[Excerpts from a figure dataset]
+ + + +
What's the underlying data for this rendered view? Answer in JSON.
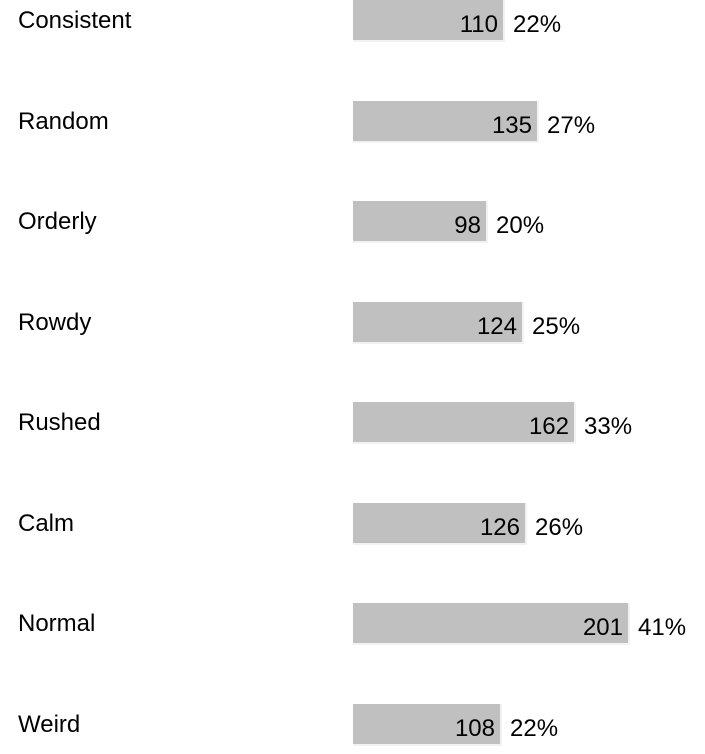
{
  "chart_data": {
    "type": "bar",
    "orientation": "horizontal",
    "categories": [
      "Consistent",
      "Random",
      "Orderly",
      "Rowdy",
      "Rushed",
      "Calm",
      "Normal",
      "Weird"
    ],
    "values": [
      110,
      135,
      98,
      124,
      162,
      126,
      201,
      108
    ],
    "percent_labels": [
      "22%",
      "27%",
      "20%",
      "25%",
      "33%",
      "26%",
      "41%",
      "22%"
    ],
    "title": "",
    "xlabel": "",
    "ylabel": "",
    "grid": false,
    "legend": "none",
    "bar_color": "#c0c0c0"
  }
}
+ + + +
Every entry should be returned exactly as written, minus the pictures.

▶ [ANSWER TO THIS PROBLEM]
What's the underlying data for this rendered view? Answer in JSON.
{
  "chart_data": {
    "type": "bar",
    "orientation": "horizontal",
    "categories": [
      "Consistent",
      "Random",
      "Orderly",
      "Rowdy",
      "Rushed",
      "Calm",
      "Normal",
      "Weird"
    ],
    "values": [
      110,
      135,
      98,
      124,
      162,
      126,
      201,
      108
    ],
    "percent_labels": [
      "22%",
      "27%",
      "20%",
      "25%",
      "33%",
      "26%",
      "41%",
      "22%"
    ],
    "title": "",
    "xlabel": "",
    "ylabel": "",
    "grid": false,
    "legend": "none",
    "bar_color": "#c0c0c0"
  }
}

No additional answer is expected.